--- BEGIN Items ---

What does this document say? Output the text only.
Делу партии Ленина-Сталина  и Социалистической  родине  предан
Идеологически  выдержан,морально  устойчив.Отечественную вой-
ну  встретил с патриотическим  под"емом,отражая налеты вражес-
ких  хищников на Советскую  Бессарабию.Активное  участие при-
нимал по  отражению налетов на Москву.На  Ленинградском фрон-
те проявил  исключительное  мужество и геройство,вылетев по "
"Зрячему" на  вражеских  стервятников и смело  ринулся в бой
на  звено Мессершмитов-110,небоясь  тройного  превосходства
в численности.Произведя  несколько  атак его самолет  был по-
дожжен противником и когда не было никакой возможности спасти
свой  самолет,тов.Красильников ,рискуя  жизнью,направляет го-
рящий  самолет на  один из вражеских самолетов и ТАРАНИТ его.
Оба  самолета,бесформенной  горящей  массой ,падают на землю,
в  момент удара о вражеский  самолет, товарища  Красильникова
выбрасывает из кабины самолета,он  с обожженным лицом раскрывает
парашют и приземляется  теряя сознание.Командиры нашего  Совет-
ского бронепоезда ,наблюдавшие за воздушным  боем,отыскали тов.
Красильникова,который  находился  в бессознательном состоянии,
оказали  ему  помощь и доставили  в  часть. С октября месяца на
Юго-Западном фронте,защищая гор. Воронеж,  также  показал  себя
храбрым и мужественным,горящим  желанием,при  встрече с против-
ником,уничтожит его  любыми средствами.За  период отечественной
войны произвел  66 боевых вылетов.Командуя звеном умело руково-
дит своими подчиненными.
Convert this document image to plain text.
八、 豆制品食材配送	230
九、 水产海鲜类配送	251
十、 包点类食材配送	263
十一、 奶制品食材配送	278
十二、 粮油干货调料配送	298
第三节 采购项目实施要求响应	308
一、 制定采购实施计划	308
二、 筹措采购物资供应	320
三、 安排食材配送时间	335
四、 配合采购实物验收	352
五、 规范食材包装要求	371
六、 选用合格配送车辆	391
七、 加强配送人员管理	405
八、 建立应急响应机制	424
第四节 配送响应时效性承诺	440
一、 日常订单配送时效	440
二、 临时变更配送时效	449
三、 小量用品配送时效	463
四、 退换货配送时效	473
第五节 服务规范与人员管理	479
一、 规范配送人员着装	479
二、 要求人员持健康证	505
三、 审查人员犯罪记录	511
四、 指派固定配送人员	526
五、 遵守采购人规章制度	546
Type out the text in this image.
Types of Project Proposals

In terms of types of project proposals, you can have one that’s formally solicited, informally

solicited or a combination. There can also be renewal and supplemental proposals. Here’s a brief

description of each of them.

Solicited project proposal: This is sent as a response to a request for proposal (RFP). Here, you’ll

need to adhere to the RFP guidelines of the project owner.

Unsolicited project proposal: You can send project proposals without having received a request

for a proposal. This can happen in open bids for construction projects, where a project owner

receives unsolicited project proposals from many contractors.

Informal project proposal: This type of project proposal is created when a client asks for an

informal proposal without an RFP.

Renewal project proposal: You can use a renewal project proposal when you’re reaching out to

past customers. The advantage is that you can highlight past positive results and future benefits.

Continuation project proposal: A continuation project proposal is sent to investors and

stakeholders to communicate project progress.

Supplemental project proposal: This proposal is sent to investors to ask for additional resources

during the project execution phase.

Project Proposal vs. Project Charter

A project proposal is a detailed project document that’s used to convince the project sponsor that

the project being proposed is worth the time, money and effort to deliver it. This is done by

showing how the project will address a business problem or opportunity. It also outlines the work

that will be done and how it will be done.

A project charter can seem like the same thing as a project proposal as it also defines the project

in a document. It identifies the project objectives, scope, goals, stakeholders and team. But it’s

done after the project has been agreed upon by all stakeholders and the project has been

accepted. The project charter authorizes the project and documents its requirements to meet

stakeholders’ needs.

--- END Items ---

* Written problem *
Find the lines with the string "that" and reproduce them.

* The answer *
In terms of types of project proposals, you can have one that’s formally solicited, informally
past customers. The advantage is that you can highlight past positive results and future benefits.
A project proposal is a detailed project document that’s used to convince the project sponsor that
that will be done and how it will be done.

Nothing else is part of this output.